### Problem to work on
Repeat each record below exactly as given.
========================
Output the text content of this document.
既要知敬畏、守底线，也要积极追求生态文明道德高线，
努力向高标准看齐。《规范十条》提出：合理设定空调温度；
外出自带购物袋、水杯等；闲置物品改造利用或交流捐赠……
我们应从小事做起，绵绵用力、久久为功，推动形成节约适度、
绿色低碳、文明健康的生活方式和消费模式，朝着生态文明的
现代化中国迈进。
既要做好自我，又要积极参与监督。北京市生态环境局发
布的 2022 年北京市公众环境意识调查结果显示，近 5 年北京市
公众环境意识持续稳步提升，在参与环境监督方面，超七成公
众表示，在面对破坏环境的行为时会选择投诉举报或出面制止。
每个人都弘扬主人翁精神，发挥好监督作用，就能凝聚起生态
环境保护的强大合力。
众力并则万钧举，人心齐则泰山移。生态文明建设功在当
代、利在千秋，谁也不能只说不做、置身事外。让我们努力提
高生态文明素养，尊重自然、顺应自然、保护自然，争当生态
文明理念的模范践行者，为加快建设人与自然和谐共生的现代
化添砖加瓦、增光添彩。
========================
### Answer to the task
Output the text content of this document.
既要知敬畏、守底线，也要积极追求生态文明道德高线，
努力向高标准看齐。《规范十条》提出：合理设定空调温度；
外出自带购物袋、水杯等；闲置物品改造利用或交流捐赠……
我们应从小事做起，绵绵用力、久久为功，推动形成节约适度、
绿色低碳、文明健康的生活方式和消费模式，朝着生态文明的
现代化中国迈进。
既要做好自我，又要积极参与监督。北京市生态环境局发
布的 2022 年北京市公众环境意识调查结果显示，近 5 年北京市
公众环境意识持续稳步提升，在参与环境监督方面，超七成公
众表示，在面对破坏环境的行为时会选择投诉举报或出面制止。
每个人都弘扬主人翁精神，发挥好监督作用，就能凝聚起生态
环境保护的强大合力。
众力并则万钧举，人心齐则泰山移。生态文明建设功在当
代、利在千秋，谁也不能只说不做、置身事外。让我们努力提
高生态文明素养，尊重自然、顺应自然、保护自然，争当生态
文明理念的模范践行者，为加快建设人与自然和谐共生的现代
化添砖加瓦、增光添彩。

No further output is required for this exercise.